Return, from the data below, each line that contains the word "logo".

TASK INPUTS ▸
- Opening Delimiter -

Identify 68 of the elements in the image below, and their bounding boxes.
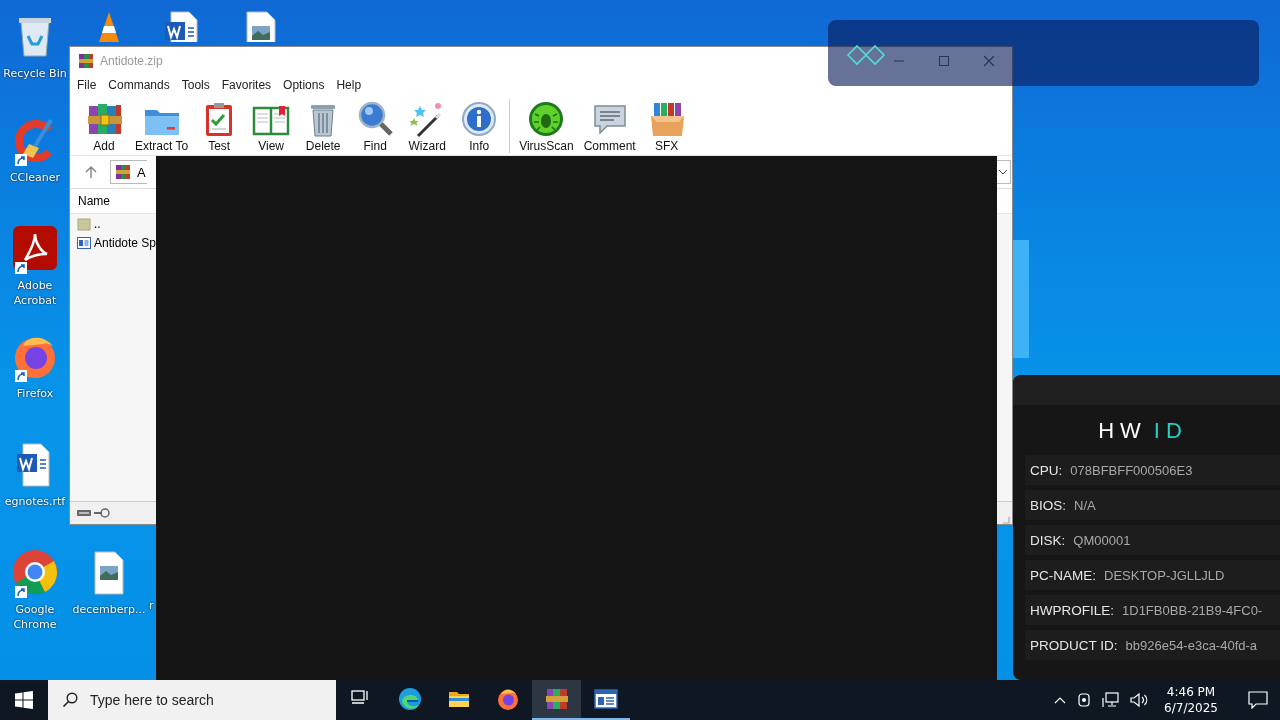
panel-title: HW ID: [1097, 418, 1189, 444]
window-title: Antidote.zip: [100, 54, 163, 68]
desktop-icon-label[interactable]: Adobe Acrobat: [2, 278, 68, 308]
network-icon[interactable]: [1102, 692, 1121, 708]
menu-item[interactable]: File: [77, 78, 97, 92]
search-field[interactable]: Type here to search: [88, 691, 322, 709]
menu-item[interactable]: Commands: [108, 78, 170, 92]
info-value: 078BFBFF000506E3: [1070, 462, 1193, 478]
drive-key-icon: [76, 507, 110, 519]
toolbar-button[interactable]: Add: [78, 100, 130, 155]
info-value: bb926e54-e3ca-40fd-a: [1125, 637, 1258, 653]
folder-icon: [77, 216, 91, 231]
firefox-icon: [495, 687, 520, 711]
info-label: PC-NAME:: [1030, 567, 1096, 583]
column-header[interactable]: Name: [78, 194, 110, 208]
info-label: CPU:: [1030, 462, 1063, 478]
address-field[interactable]: A: [110, 160, 147, 184]
menu-item[interactable]: Options: [283, 78, 325, 92]
info-value: DESKTOP-JGLLJLD: [1104, 567, 1225, 583]
app-window-icon: [593, 687, 618, 711]
toolbar-button[interactable]: VirusScan: [514, 100, 579, 155]
maximize-icon[interactable]: [937, 54, 951, 68]
archive-app-icon: [78, 53, 94, 69]
info-value: 1D1FB0BB-21B9-4FC0-: [1122, 602, 1263, 618]
desktop-icon-label[interactable]: Recycle Bin: [3, 66, 67, 81]
close-icon[interactable]: [982, 54, 996, 68]
toolbar-button[interactable]: Wizard: [401, 100, 454, 155]
notification-icon[interactable]: [1248, 691, 1268, 709]
search-icon: [62, 692, 78, 708]
toolbar-button[interactable]: Delete: [297, 100, 350, 155]
desktop-icon-label[interactable]: CCleaner: [9, 170, 61, 185]
toolbar-button[interactable]: Test: [193, 100, 246, 155]
toolbar-button[interactable]: Find: [349, 100, 402, 155]
info-label: BIOS:: [1030, 497, 1066, 513]
up-arrow-icon[interactable]: [84, 165, 98, 179]
menu-item[interactable]: Help: [336, 78, 362, 92]
info-label: PRODUCT ID:: [1030, 637, 1118, 653]
info-label: HWPROFILE:: [1030, 602, 1114, 618]
magnifier-icon: [356, 100, 395, 138]
file-name[interactable]: ..: [94, 216, 101, 231]
chrome-icon[interactable]: [11, 548, 59, 596]
file-icon: [77, 235, 91, 250]
archive-app-icon: [115, 164, 131, 180]
edge-browser-icon: [397, 687, 422, 711]
info-value: N/A: [1074, 497, 1096, 513]
toolbar-button[interactable]: Extract To: [130, 100, 194, 155]
pdf-icon[interactable]: [11, 224, 59, 272]
clock[interactable]: 4:46 PM 6/7/2025: [1164, 684, 1218, 716]
caret-icon: [998, 169, 1008, 175]
resize-grip-icon[interactable]: [1000, 514, 1010, 524]
search-bar[interactable]: Type here to search: [48, 680, 336, 720]
speaker-icon[interactable]: [1130, 692, 1149, 708]
toolbar-button[interactable]: View: [245, 100, 298, 155]
menu-item[interactable]: Tools: [181, 78, 210, 92]
bug-icon: [527, 100, 566, 138]
info-icon: [460, 100, 499, 138]
chevron-up-icon[interactable]: [1054, 696, 1067, 704]
books-stack-icon: [544, 687, 569, 711]
file-name[interactable]: Antidote Sp: [94, 235, 157, 250]
info-label: DISK:: [1030, 532, 1066, 548]
toolbar-button[interactable]: Info: [453, 100, 506, 155]
toolbar-button[interactable]: Comment: [578, 100, 641, 155]
menu-item[interactable]: Favorites: [221, 78, 272, 92]
info-value: QM00001: [1073, 532, 1131, 548]
toolbar-button[interactable]: SFX: [640, 100, 693, 155]
webcam-icon[interactable]: [1076, 692, 1093, 708]
taskbar-button[interactable]: [532, 680, 581, 720]
windows-logo-icon: [15, 691, 33, 709]
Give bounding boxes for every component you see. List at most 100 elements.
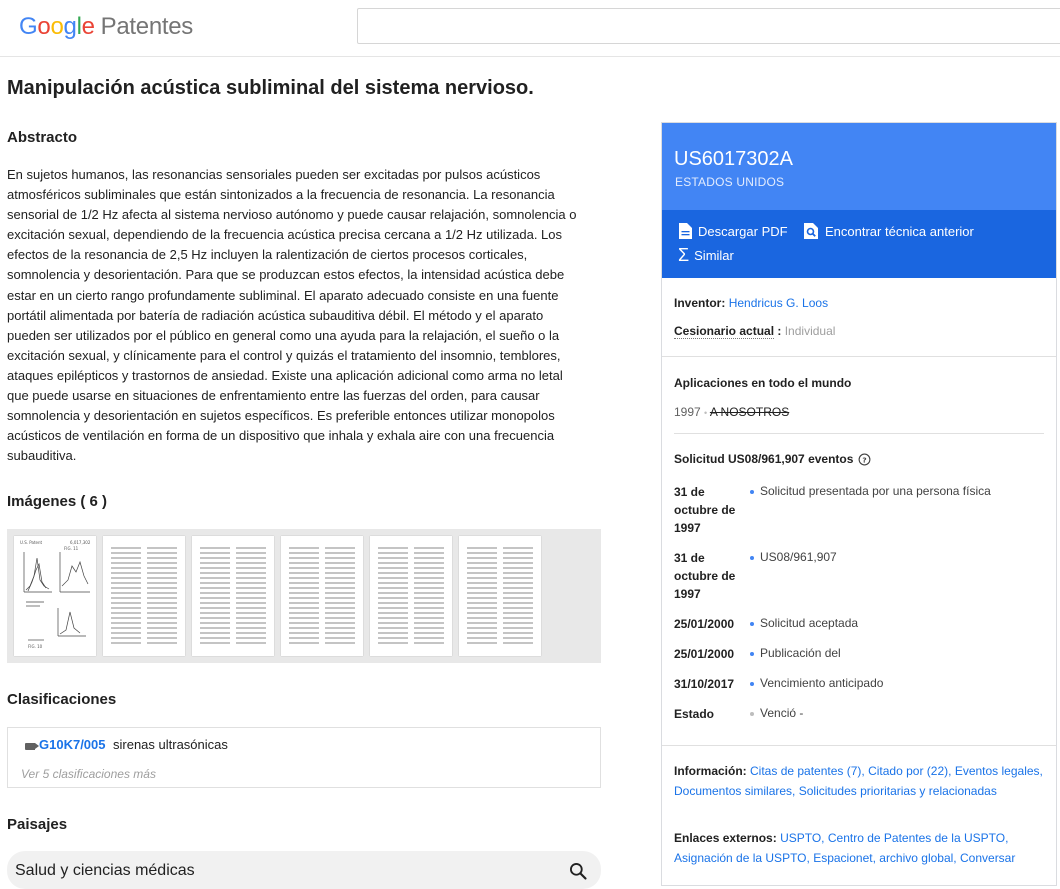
assignee-row: Cesionario actual : Individual [674, 324, 836, 339]
abstract-heading: Abstracto [7, 129, 78, 146]
event-dot-icon [750, 622, 754, 626]
image-thumbnail[interactable] [103, 536, 185, 656]
image-thumbnail[interactable]: U.S. Patent 6,017,302 FIG. 11 FIG. 10 [14, 536, 96, 656]
global-dossier-link[interactable]: archivo global, [879, 851, 956, 865]
inventor-row: Inventor: Hendricus G. Loos [674, 296, 828, 310]
divider [662, 356, 1056, 357]
event-text: Publicación del [760, 646, 841, 660]
cited-by-link[interactable]: Citado por (22), [868, 764, 951, 778]
event-dot-icon [750, 712, 754, 716]
discuss-link[interactable]: Conversar [960, 851, 1015, 865]
inventor-label: Inventor: [674, 296, 726, 310]
event-date: 31/10/2017 [674, 677, 735, 691]
uspto-assignment-link[interactable]: Asignación de la USPTO, [674, 851, 810, 865]
text-page-icon [378, 547, 444, 644]
classifications-heading: Clasificaciones [7, 691, 117, 708]
worldwide-year: 1997 [674, 405, 701, 419]
sigma-icon: Σ [678, 245, 690, 265]
landscapes-heading: Paisajes [7, 816, 68, 833]
page-title: Manipulación acústica subliminal del sis… [7, 77, 534, 99]
image-carousel: U.S. Patent 6,017,302 FIG. 11 FIG. 10 [7, 529, 601, 663]
top-bar: Google Patentes [0, 0, 1060, 57]
patent-citations-link[interactable]: Citas de patentes (7), [750, 764, 865, 778]
classifications-box: G10K7/005 sirenas ultrasónicas Ver 5 cla… [7, 727, 601, 788]
pdf-file-icon [679, 223, 692, 239]
event-text: Vencimiento anticipado [760, 676, 884, 690]
search-input[interactable] [358, 9, 1060, 43]
event-text: Solicitud presentada por una persona fís… [760, 484, 991, 498]
google-logo-text: Google [19, 13, 95, 40]
events-heading: Solicitud US08/961,907 eventos [674, 452, 854, 466]
event-text: US08/961,907 [760, 550, 837, 564]
more-classifications-link[interactable]: Ver 5 clasificaciones más [21, 767, 156, 781]
search-icon[interactable] [568, 861, 588, 881]
event-dot-icon [750, 682, 754, 686]
text-page-icon [111, 547, 177, 644]
patent-number: US6017302A [674, 148, 793, 170]
worldwide-row: 1997 • A NOSOTROS [674, 405, 789, 419]
assignee-value: Individual [784, 324, 836, 338]
help-icon[interactable]: ? [858, 453, 871, 466]
assignee-label[interactable]: Cesionario actual [674, 324, 775, 339]
text-page-icon [289, 547, 355, 644]
event-date: 31 de octubre de 1997 [674, 485, 736, 535]
search-document-icon [804, 223, 818, 239]
abstract-text: En sujetos humanos, las resonancias sens… [7, 167, 577, 464]
patent-country: ESTADOS UNIDOS [675, 175, 785, 189]
google-patents-logo[interactable]: Google Patentes [19, 13, 193, 41]
similar-documents-link[interactable]: Documentos similares, [674, 784, 795, 798]
similar-label: Similar [694, 247, 734, 263]
inventor-link[interactable]: Hendricus G. Loos [729, 296, 828, 310]
external-links: Enlaces externos: USPTO, Centro de Paten… [674, 829, 1046, 868]
find-prior-art-label: Encontrar técnica anterior [825, 223, 974, 239]
download-pdf-button[interactable]: Descargar PDF [678, 222, 788, 240]
svg-text:FIG. 11: FIG. 11 [64, 546, 79, 551]
image-thumbnail[interactable] [281, 536, 363, 656]
divider [662, 745, 1056, 746]
event-status-value: Venció - [760, 706, 804, 720]
event-text: Solicitud aceptada [760, 616, 859, 630]
image-thumbnail[interactable] [192, 536, 274, 656]
classification-code-link[interactable]: G10K7/005 [39, 737, 106, 752]
events-heading-row: Solicitud US08/961,907 eventos ? [674, 452, 871, 466]
priority-applications-link[interactable]: Solicitudes prioritarias y relacionadas [799, 784, 997, 798]
svg-text:6,017,302: 6,017,302 [70, 540, 91, 545]
worldwide-heading: Aplicaciones en todo el mundo [674, 376, 852, 390]
uspto-patent-center-link[interactable]: Centro de Patentes de la USPTO, [828, 831, 1009, 845]
download-pdf-label: Descargar PDF [698, 223, 788, 239]
uspto-link[interactable]: USPTO, [780, 831, 824, 845]
drawing-figure-icon: U.S. Patent 6,017,302 FIG. 11 FIG. 10 [20, 540, 91, 649]
event-date: 25/01/2000 [674, 617, 735, 631]
event-date: 31 de octubre de 1997 [674, 551, 736, 601]
event-dot-icon [750, 652, 754, 656]
worldwide-country-link[interactable]: A NOSOTROS [710, 405, 789, 419]
event-status-label: Estado [674, 707, 715, 721]
event-date: 25/01/2000 [674, 647, 735, 661]
product-name: Patentes [100, 13, 194, 40]
worldwide-separator: • [704, 408, 708, 418]
search-box[interactable] [357, 8, 1060, 44]
find-prior-art-button[interactable]: Encontrar técnica anterior [803, 222, 974, 240]
info-label: Información: [674, 764, 747, 778]
image-thumbnail[interactable] [370, 536, 452, 656]
image-thumbnail[interactable] [459, 536, 541, 656]
images-heading: Imágenes ( 6 ) [7, 493, 108, 510]
text-page-icon [467, 547, 533, 644]
tag-icon [25, 743, 39, 750]
legal-events-link[interactable]: Eventos legales, [955, 764, 1043, 778]
espacenet-link[interactable]: Espacionet, [813, 851, 876, 865]
patent-info-panel: US6017302A ESTADOS UNIDOS Descargar PDF … [661, 122, 1057, 886]
event-dot-icon [750, 556, 754, 560]
patent-actions: Descargar PDF Encontrar técnica anterior… [662, 210, 1056, 278]
external-label: Enlaces externos: [674, 831, 777, 845]
svg-text:?: ? [863, 455, 867, 464]
assignee-separator: : [777, 324, 782, 338]
landscape-item[interactable]: Salud y ciencias médicas [7, 851, 601, 889]
svg-text:FIG. 10: FIG. 10 [28, 644, 43, 649]
event-dot-icon [750, 490, 754, 494]
text-page-icon [200, 547, 266, 644]
similar-button[interactable]: Σ Similar [678, 246, 734, 264]
svg-text:U.S. Patent: U.S. Patent [20, 540, 43, 545]
classification-description: sirenas ultrasónicas [113, 737, 228, 752]
landscape-label: Salud y ciencias médicas [15, 862, 195, 879]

- Closing Delimiter -

RESULT OF THE TASK ▸
windows-logo-icon: [15, 691, 33, 709]
google-logo-text: Google [19, 13, 95, 40]
google-patents-logo[interactable]: Google Patentes [19, 13, 193, 41]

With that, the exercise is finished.